Aim ->
Below is a block of records; repeat all of them exactly.

Dataset ->
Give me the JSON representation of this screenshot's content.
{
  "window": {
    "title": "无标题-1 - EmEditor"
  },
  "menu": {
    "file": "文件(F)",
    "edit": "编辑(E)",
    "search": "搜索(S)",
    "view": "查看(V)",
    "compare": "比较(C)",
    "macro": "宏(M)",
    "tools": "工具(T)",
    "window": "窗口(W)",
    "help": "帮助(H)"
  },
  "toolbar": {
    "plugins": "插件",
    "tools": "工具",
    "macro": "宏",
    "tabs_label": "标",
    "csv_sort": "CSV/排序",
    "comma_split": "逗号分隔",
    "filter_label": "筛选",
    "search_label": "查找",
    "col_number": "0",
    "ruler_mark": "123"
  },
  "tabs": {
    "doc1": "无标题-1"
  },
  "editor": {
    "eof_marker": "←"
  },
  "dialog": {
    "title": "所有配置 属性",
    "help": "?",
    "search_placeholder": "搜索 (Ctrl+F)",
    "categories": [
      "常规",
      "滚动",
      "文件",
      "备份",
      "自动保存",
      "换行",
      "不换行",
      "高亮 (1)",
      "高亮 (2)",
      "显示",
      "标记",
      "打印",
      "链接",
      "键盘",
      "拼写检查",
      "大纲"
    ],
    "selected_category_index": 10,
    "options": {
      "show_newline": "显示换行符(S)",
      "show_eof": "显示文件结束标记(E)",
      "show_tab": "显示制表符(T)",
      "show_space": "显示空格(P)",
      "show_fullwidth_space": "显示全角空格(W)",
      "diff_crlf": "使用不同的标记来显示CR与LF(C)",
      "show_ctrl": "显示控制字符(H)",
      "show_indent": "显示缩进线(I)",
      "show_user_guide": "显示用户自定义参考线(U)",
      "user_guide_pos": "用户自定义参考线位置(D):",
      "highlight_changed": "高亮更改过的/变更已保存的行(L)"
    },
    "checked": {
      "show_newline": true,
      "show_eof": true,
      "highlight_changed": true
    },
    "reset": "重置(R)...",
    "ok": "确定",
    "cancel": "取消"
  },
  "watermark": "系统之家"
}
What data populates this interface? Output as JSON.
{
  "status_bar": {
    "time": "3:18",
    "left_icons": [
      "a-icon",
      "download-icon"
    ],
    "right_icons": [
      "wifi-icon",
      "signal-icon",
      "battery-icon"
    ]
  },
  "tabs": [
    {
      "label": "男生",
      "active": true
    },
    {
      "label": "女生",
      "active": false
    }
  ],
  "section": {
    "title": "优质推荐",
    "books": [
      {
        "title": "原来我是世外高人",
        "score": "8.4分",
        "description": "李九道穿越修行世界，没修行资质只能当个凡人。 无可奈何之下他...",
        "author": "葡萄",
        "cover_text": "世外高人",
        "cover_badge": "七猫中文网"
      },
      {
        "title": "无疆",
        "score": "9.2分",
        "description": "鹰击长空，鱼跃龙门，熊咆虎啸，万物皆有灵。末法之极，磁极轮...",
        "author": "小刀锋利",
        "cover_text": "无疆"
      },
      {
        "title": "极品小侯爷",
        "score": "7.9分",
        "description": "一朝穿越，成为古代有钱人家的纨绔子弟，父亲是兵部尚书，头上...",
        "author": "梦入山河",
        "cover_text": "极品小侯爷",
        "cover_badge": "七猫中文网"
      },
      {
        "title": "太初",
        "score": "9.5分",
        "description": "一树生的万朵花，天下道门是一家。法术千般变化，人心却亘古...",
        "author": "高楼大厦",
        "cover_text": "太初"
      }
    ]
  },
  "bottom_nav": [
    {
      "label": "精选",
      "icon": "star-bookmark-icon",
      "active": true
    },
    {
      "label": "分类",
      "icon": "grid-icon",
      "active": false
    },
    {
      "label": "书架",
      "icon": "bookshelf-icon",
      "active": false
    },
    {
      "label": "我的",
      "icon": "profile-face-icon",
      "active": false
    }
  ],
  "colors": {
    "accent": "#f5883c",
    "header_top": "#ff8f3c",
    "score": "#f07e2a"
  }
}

Worked answer ->
Give me the JSON representation of this screenshot's content.
{
  "window": {
    "title": "无标题-1 - EmEditor"
  },
  "menu": {
    "file": "文件(F)",
    "edit": "编辑(E)",
    "search": "搜索(S)",
    "view": "查看(V)",
    "compare": "比较(C)",
    "macro": "宏(M)",
    "tools": "工具(T)",
    "window": "窗口(W)",
    "help": "帮助(H)"
  },
  "toolbar": {
    "plugins": "插件",
    "tools": "工具",
    "macro": "宏",
    "tabs_label": "标",
    "csv_sort": "CSV/排序",
    "comma_split": "逗号分隔",
    "filter_label": "筛选",
    "search_label": "查找",
    "col_number": "0",
    "ruler_mark": "123"
  },
  "tabs": {
    "doc1": "无标题-1"
  },
  "editor": {
    "eof_marker": "←"
  },
  "dialog": {
    "title": "所有配置 属性",
    "help": "?",
    "search_placeholder": "搜索 (Ctrl+F)",
    "categories": [
      "常规",
      "滚动",
      "文件",
      "备份",
      "自动保存",
      "换行",
      "不换行",
      "高亮 (1)",
      "高亮 (2)",
      "显示",
      "标记",
      "打印",
      "链接",
      "键盘",
      "拼写检查",
      "大纲"
    ],
    "selected_category_index": 10,
    "options": {
      "show_newline": "显示换行符(S)",
      "show_eof": "显示文件结束标记(E)",
      "show_tab": "显示制表符(T)",
      "show_space": "显示空格(P)",
      "show_fullwidth_space": "显示全角空格(W)",
      "diff_crlf": "使用不同的标记来显示CR与LF(C)",
      "show_ctrl": "显示控制字符(H)",
      "show_indent": "显示缩进线(I)",
      "show_user_guide": "显示用户自定义参考线(U)",
      "user_guide_pos": "用户自定义参考线位置(D):",
      "highlight_changed": "高亮更改过的/变更已保存的行(L)"
    },
    "checked": {
      "show_newline": true,
      "show_eof": true,
      "highlight_changed": true
    },
    "reset": "重置(R)...",
    "ok": "确定",
    "cancel": "取消"
  },
  "watermark": "系统之家"
}
What data populates this interface? Output as JSON.
{
  "status_bar": {
    "time": "3:18",
    "left_icons": [
      "a-icon",
      "download-icon"
    ],
    "right_icons": [
      "wifi-icon",
      "signal-icon",
      "battery-icon"
    ]
  },
  "tabs": [
    {
      "label": "男生",
      "active": true
    },
    {
      "label": "女生",
      "active": false
    }
  ],
  "section": {
    "title": "优质推荐",
    "books": [
      {
        "title": "原来我是世外高人",
        "score": "8.4分",
        "description": "李九道穿越修行世界，没修行资质只能当个凡人。 无可奈何之下他...",
        "author": "葡萄",
        "cover_text": "世外高人",
        "cover_badge": "七猫中文网"
      },
      {
        "title": "无疆",
        "score": "9.2分",
        "description": "鹰击长空，鱼跃龙门，熊咆虎啸，万物皆有灵。末法之极，磁极轮...",
        "author": "小刀锋利",
        "cover_text": "无疆"
      },
      {
        "title": "极品小侯爷",
        "score": "7.9分",
        "description": "一朝穿越，成为古代有钱人家的纨绔子弟，父亲是兵部尚书，头上...",
        "author": "梦入山河",
        "cover_text": "极品小侯爷",
        "cover_badge": "七猫中文网"
      },
      {
        "title": "太初",
        "score": "9.5分",
        "description": "一树生的万朵花，天下道门是一家。法术千般变化，人心却亘古...",
        "author": "高楼大厦",
        "cover_text": "太初"
      }
    ]
  },
  "bottom_nav": [
    {
      "label": "精选",
      "icon": "star-bookmark-icon",
      "active": true
    },
    {
      "label": "分类",
      "icon": "grid-icon",
      "active": false
    },
    {
      "label": "书架",
      "icon": "bookshelf-icon",
      "active": false
    },
    {
      "label": "我的",
      "icon": "profile-face-icon",
      "active": false
    }
  ],
  "colors": {
    "accent": "#f5883c",
    "header_top": "#ff8f3c",
    "score": "#f07e2a"
  }
}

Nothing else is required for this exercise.